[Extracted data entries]
==================================================

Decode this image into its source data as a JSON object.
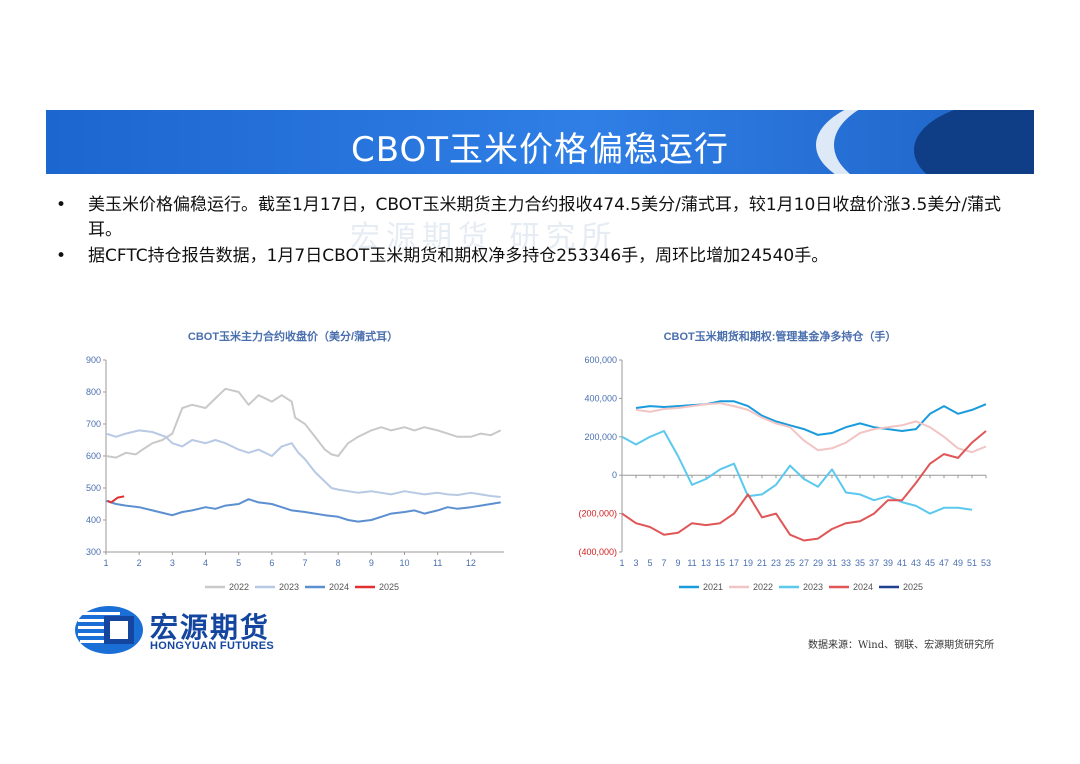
{
  "header": {
    "title": "CBOT玉米价格偏稳运行"
  },
  "bullets": [
    "美玉米价格偏稳运行。截至1月17日，CBOT玉米期货主力合约报收474.5美分/蒲式耳，较1月10日收盘价涨3.5美分/蒲式耳。",
    "据CFTC持仓报告数据，1月7日CBOT玉米期货和期权净多持仓253346手，周环比增加24540手。"
  ],
  "bullet_symbol": "•",
  "watermark": "宏源期货 研究所",
  "logo": {
    "cn": "宏源期货",
    "en": "HONGYUAN FUTURES"
  },
  "source": "数据来源：Wind、钢联、宏源期货研究所",
  "chart_data": [
    {
      "type": "line",
      "title": "CBOT玉米主力合约收盘价（美分/蒲式耳）",
      "x_ticks": [
        "1",
        "2",
        "3",
        "4",
        "5",
        "6",
        "7",
        "8",
        "9",
        "10",
        "11",
        "12"
      ],
      "xlim": [
        1,
        13
      ],
      "ylim": [
        300,
        900
      ],
      "y_ticks": [
        "300",
        "400",
        "500",
        "600",
        "700",
        "800",
        "900"
      ],
      "y_tick_values": [
        300,
        400,
        500,
        600,
        700,
        800,
        900
      ],
      "legend_position": "bottom",
      "series": [
        {
          "name": "2022",
          "color": "#c9c9c9",
          "x": [
            1,
            1.3,
            1.6,
            1.9,
            2.1,
            2.4,
            2.7,
            3.0,
            3.3,
            3.6,
            4.0,
            4.3,
            4.6,
            5.0,
            5.3,
            5.6,
            6.0,
            6.3,
            6.6,
            6.7,
            7.0,
            7.3,
            7.6,
            7.8,
            8.0,
            8.3,
            8.6,
            9.0,
            9.3,
            9.6,
            10.0,
            10.3,
            10.6,
            11.0,
            11.3,
            11.6,
            12.0,
            12.3,
            12.6,
            12.9
          ],
          "values": [
            600,
            595,
            610,
            605,
            620,
            640,
            650,
            670,
            750,
            760,
            750,
            780,
            810,
            800,
            760,
            790,
            770,
            790,
            770,
            720,
            700,
            660,
            620,
            605,
            600,
            640,
            660,
            680,
            690,
            680,
            690,
            680,
            690,
            680,
            670,
            660,
            660,
            670,
            665,
            680
          ]
        },
        {
          "name": "2023",
          "color": "#b8c9e4",
          "x": [
            1,
            1.3,
            1.6,
            2.0,
            2.4,
            2.8,
            3.0,
            3.3,
            3.6,
            4.0,
            4.3,
            4.6,
            5.0,
            5.3,
            5.6,
            6.0,
            6.3,
            6.6,
            6.8,
            7.0,
            7.3,
            7.6,
            7.8,
            8.0,
            8.3,
            8.6,
            9.0,
            9.3,
            9.6,
            10.0,
            10.3,
            10.6,
            11.0,
            11.3,
            11.6,
            12.0,
            12.3,
            12.6,
            12.9
          ],
          "values": [
            670,
            660,
            670,
            680,
            675,
            660,
            640,
            630,
            650,
            640,
            650,
            640,
            620,
            610,
            620,
            600,
            630,
            640,
            610,
            590,
            550,
            520,
            500,
            495,
            490,
            485,
            490,
            485,
            480,
            490,
            485,
            480,
            485,
            480,
            478,
            485,
            480,
            475,
            472
          ]
        },
        {
          "name": "2024",
          "color": "#5b8fd0",
          "x": [
            1,
            1.3,
            1.6,
            2.0,
            2.4,
            2.8,
            3.0,
            3.3,
            3.6,
            4.0,
            4.3,
            4.6,
            5.0,
            5.3,
            5.6,
            6.0,
            6.3,
            6.6,
            7.0,
            7.3,
            7.6,
            8.0,
            8.3,
            8.6,
            9.0,
            9.3,
            9.6,
            10.0,
            10.3,
            10.6,
            11.0,
            11.3,
            11.6,
            12.0,
            12.3,
            12.6,
            12.9
          ],
          "values": [
            460,
            450,
            445,
            440,
            430,
            420,
            415,
            425,
            430,
            440,
            435,
            445,
            450,
            465,
            455,
            450,
            440,
            430,
            425,
            420,
            415,
            410,
            400,
            395,
            400,
            410,
            420,
            425,
            430,
            420,
            430,
            440,
            435,
            440,
            445,
            450,
            455
          ]
        },
        {
          "name": "2025",
          "color": "#e03030",
          "x": [
            1.05,
            1.15,
            1.25,
            1.35,
            1.45,
            1.55
          ],
          "values": [
            460,
            455,
            462,
            470,
            472,
            474
          ]
        }
      ]
    },
    {
      "type": "line",
      "title": "CBOT玉米期货和期权:管理基金净多持仓（手）",
      "x_ticks": [
        "1",
        "3",
        "5",
        "7",
        "9",
        "11",
        "13",
        "15",
        "17",
        "19",
        "21",
        "23",
        "25",
        "27",
        "29",
        "31",
        "33",
        "35",
        "37",
        "39",
        "41",
        "43",
        "45",
        "47",
        "49",
        "51",
        "53"
      ],
      "xlim": [
        1,
        53
      ],
      "ylim": [
        -400000,
        600000
      ],
      "y_ticks": [
        "(400,000)",
        "(200,000)",
        "0",
        "200,000",
        "400,000",
        "600,000"
      ],
      "y_tick_values": [
        -400000,
        -200000,
        0,
        200000,
        400000,
        600000
      ],
      "legend_position": "bottom",
      "series": [
        {
          "name": "2021",
          "color": "#1a9bdc",
          "x": [
            3,
            5,
            7,
            9,
            11,
            13,
            15,
            17,
            19,
            21,
            23,
            25,
            27,
            29,
            31,
            33,
            35,
            37,
            39,
            41,
            43,
            45,
            47,
            49,
            51,
            53
          ],
          "values": [
            350000,
            360000,
            355000,
            360000,
            365000,
            370000,
            385000,
            385000,
            360000,
            310000,
            280000,
            260000,
            240000,
            210000,
            220000,
            250000,
            270000,
            250000,
            240000,
            230000,
            240000,
            320000,
            360000,
            320000,
            340000,
            370000
          ]
        },
        {
          "name": "2022",
          "color": "#f2c4c4",
          "x": [
            3,
            5,
            7,
            9,
            11,
            13,
            15,
            17,
            19,
            21,
            23,
            25,
            27,
            29,
            31,
            33,
            35,
            37,
            39,
            41,
            43,
            45,
            47,
            49,
            51,
            53
          ],
          "values": [
            340000,
            330000,
            345000,
            350000,
            360000,
            370000,
            375000,
            360000,
            340000,
            300000,
            270000,
            250000,
            180000,
            130000,
            140000,
            170000,
            220000,
            240000,
            250000,
            260000,
            280000,
            250000,
            200000,
            140000,
            120000,
            150000
          ]
        },
        {
          "name": "2023",
          "color": "#5bc8ee",
          "x": [
            1,
            3,
            5,
            7,
            9,
            11,
            13,
            15,
            17,
            19,
            21,
            23,
            25,
            27,
            29,
            31,
            33,
            35,
            37,
            39,
            41,
            43,
            45,
            47,
            49,
            51
          ],
          "values": [
            200000,
            160000,
            200000,
            230000,
            100000,
            -50000,
            -20000,
            30000,
            60000,
            -110000,
            -100000,
            -50000,
            50000,
            -20000,
            -60000,
            30000,
            -90000,
            -100000,
            -130000,
            -110000,
            -140000,
            -160000,
            -200000,
            -170000,
            -170000,
            -180000
          ]
        },
        {
          "name": "2024",
          "color": "#e05656",
          "x": [
            1,
            3,
            5,
            7,
            9,
            11,
            13,
            15,
            17,
            19,
            21,
            23,
            25,
            27,
            29,
            31,
            33,
            35,
            37,
            39,
            41,
            43,
            45,
            47,
            49,
            51,
            53
          ],
          "values": [
            -200000,
            -250000,
            -270000,
            -310000,
            -300000,
            -250000,
            -260000,
            -250000,
            -200000,
            -100000,
            -220000,
            -200000,
            -310000,
            -340000,
            -330000,
            -280000,
            -250000,
            -240000,
            -200000,
            -130000,
            -130000,
            -40000,
            60000,
            110000,
            90000,
            170000,
            230000
          ]
        },
        {
          "name": "2025",
          "color": "#1f3f8f",
          "x": [],
          "values": []
        }
      ]
    }
  ]
}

==================================================

> **WHAT THIS TASK INVOLVES**
Only lines with "source" are wanted here; list each of them.

> **TASK OUTPUT**
Decode this image into its source data as a JSON object.
  "source": "数据来源：Wind、钢联、宏源期货研究所",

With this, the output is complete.